----- Data to process
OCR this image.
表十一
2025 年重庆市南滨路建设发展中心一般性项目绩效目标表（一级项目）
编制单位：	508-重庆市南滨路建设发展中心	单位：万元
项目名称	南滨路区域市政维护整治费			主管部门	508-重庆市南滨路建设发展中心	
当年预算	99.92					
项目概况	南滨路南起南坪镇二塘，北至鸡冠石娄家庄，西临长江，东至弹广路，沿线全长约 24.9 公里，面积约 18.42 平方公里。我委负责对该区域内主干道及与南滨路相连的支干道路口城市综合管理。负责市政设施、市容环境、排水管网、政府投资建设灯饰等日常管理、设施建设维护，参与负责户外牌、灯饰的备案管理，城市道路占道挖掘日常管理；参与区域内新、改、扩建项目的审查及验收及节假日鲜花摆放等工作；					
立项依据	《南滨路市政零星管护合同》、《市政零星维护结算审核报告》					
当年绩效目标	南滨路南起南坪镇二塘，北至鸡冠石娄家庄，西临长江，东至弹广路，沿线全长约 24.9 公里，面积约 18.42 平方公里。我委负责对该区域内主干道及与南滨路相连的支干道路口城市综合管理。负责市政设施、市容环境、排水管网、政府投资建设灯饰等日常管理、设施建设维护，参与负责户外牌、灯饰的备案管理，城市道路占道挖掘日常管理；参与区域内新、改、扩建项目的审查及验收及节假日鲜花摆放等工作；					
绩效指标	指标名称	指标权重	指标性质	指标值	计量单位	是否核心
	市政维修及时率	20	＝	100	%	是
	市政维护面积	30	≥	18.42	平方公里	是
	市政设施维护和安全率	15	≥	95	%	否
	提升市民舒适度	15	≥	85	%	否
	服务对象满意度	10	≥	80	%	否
----------
→ **Required work**: Each line above is to be repeated exactly.

→ **Answer to the task**:
OCR this image.
表十一
2025 年重庆市南滨路建设发展中心一般性项目绩效目标表（一级项目）
编制单位：	508-重庆市南滨路建设发展中心	单位：万元
项目名称	南滨路区域市政维护整治费			主管部门	508-重庆市南滨路建设发展中心	
当年预算	99.92					
项目概况	南滨路南起南坪镇二塘，北至鸡冠石娄家庄，西临长江，东至弹广路，沿线全长约 24.9 公里，面积约 18.42 平方公里。我委负责对该区域内主干道及与南滨路相连的支干道路口城市综合管理。负责市政设施、市容环境、排水管网、政府投资建设灯饰等日常管理、设施建设维护，参与负责户外牌、灯饰的备案管理，城市道路占道挖掘日常管理；参与区域内新、改、扩建项目的审查及验收及节假日鲜花摆放等工作；					
立项依据	《南滨路市政零星管护合同》、《市政零星维护结算审核报告》					
当年绩效目标	南滨路南起南坪镇二塘，北至鸡冠石娄家庄，西临长江，东至弹广路，沿线全长约 24.9 公里，面积约 18.42 平方公里。我委负责对该区域内主干道及与南滨路相连的支干道路口城市综合管理。负责市政设施、市容环境、排水管网、政府投资建设灯饰等日常管理、设施建设维护，参与负责户外牌、灯饰的备案管理，城市道路占道挖掘日常管理；参与区域内新、改、扩建项目的审查及验收及节假日鲜花摆放等工作；					
绩效指标	指标名称	指标权重	指标性质	指标值	计量单位	是否核心
	市政维修及时率	20	＝	100	%	是
	市政维护面积	30	≥	18.42	平方公里	是
	市政设施维护和安全率	15	≥	95	%	否
	提升市民舒适度	15	≥	85	%	否
	服务对象满意度	10	≥	80	%	否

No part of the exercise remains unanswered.